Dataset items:
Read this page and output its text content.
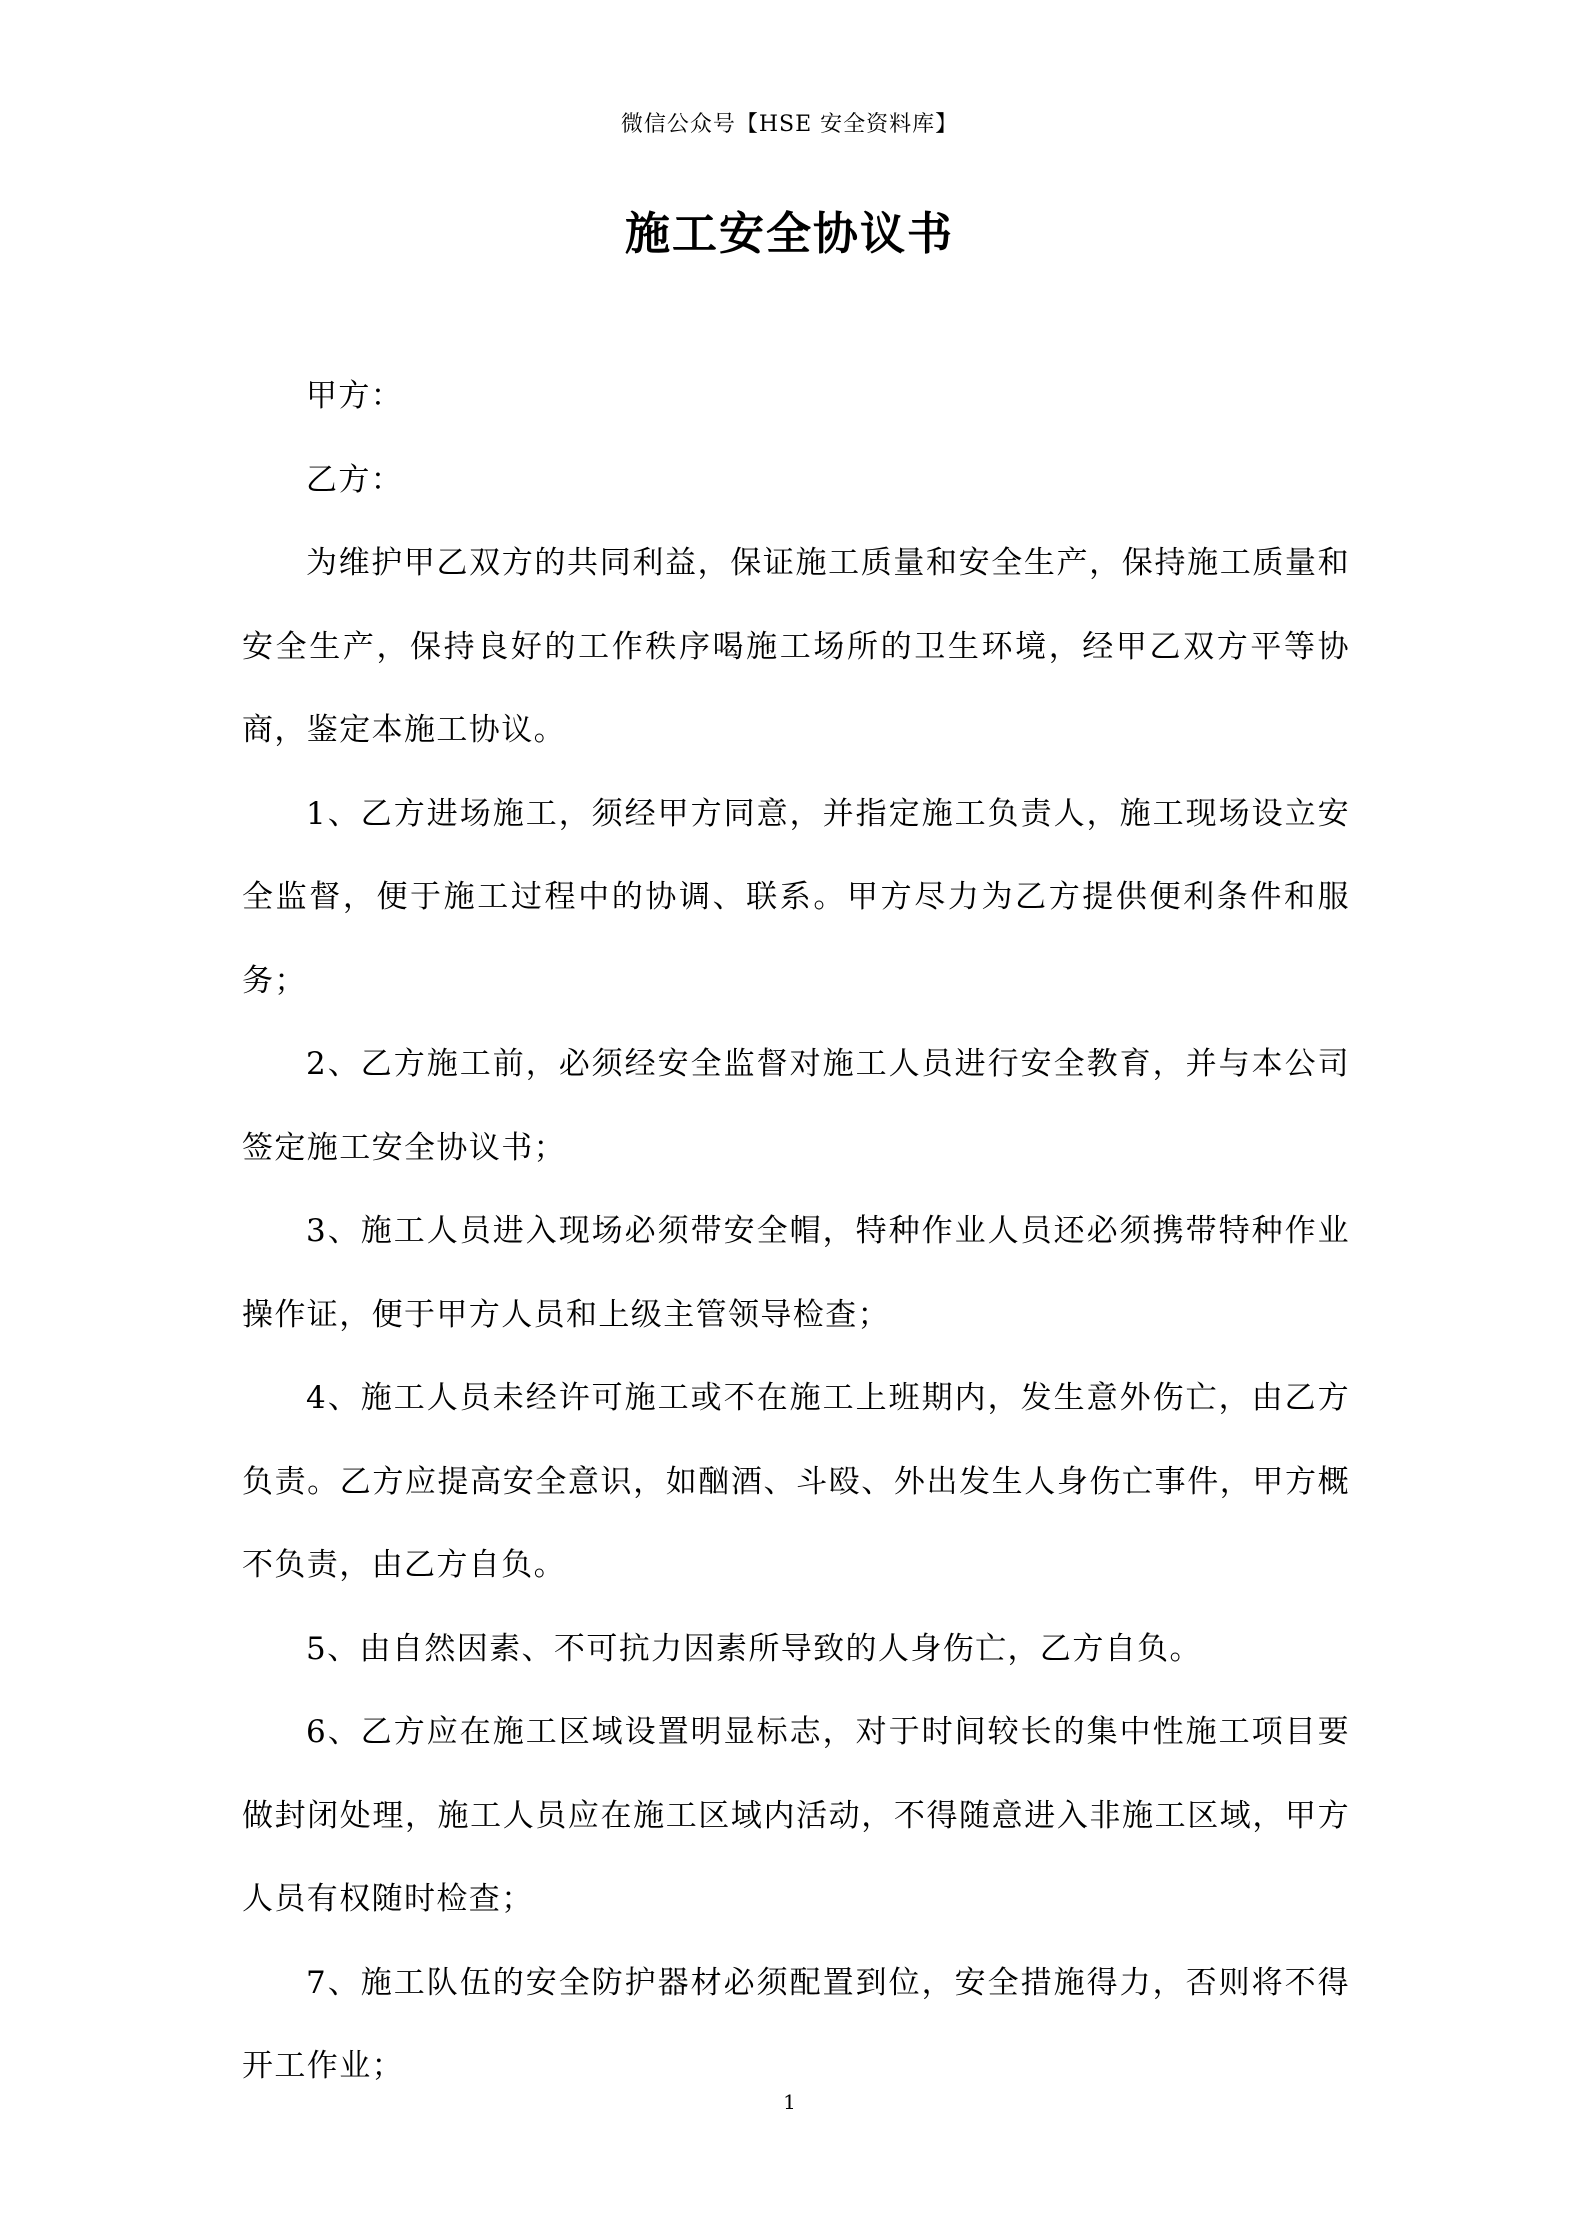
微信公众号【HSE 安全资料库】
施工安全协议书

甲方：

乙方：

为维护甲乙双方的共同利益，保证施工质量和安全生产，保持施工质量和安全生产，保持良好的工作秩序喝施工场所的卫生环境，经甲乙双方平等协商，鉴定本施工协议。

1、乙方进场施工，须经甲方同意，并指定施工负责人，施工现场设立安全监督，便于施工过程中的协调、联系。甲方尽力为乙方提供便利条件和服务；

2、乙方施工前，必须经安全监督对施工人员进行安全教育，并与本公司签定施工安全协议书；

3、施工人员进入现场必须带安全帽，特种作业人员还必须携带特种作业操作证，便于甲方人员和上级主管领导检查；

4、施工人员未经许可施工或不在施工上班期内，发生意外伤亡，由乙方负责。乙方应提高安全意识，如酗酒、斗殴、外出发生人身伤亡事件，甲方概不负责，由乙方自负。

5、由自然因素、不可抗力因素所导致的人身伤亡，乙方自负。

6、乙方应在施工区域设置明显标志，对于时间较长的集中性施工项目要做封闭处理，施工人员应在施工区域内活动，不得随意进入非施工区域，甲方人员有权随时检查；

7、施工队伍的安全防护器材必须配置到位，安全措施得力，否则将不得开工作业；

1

GIVEN REQUEST:
Repeat the material above verbatim, with no pictures in the output.

RESPONSE:
Read this page and output its text content.
微信公众号【HSE 安全资料库】
施工安全协议书

甲方：

乙方：

为维护甲乙双方的共同利益，保证施工质量和安全生产，保持施工质量和安全生产，保持良好的工作秩序喝施工场所的卫生环境，经甲乙双方平等协商，鉴定本施工协议。

1、乙方进场施工，须经甲方同意，并指定施工负责人，施工现场设立安全监督，便于施工过程中的协调、联系。甲方尽力为乙方提供便利条件和服务；

2、乙方施工前，必须经安全监督对施工人员进行安全教育，并与本公司签定施工安全协议书；

3、施工人员进入现场必须带安全帽，特种作业人员还必须携带特种作业操作证，便于甲方人员和上级主管领导检查；

4、施工人员未经许可施工或不在施工上班期内，发生意外伤亡，由乙方负责。乙方应提高安全意识，如酗酒、斗殴、外出发生人身伤亡事件，甲方概不负责，由乙方自负。

5、由自然因素、不可抗力因素所导致的人身伤亡，乙方自负。

6、乙方应在施工区域设置明显标志，对于时间较长的集中性施工项目要做封闭处理，施工人员应在施工区域内活动，不得随意进入非施工区域，甲方人员有权随时检查；

7、施工队伍的安全防护器材必须配置到位，安全措施得力，否则将不得开工作业；

1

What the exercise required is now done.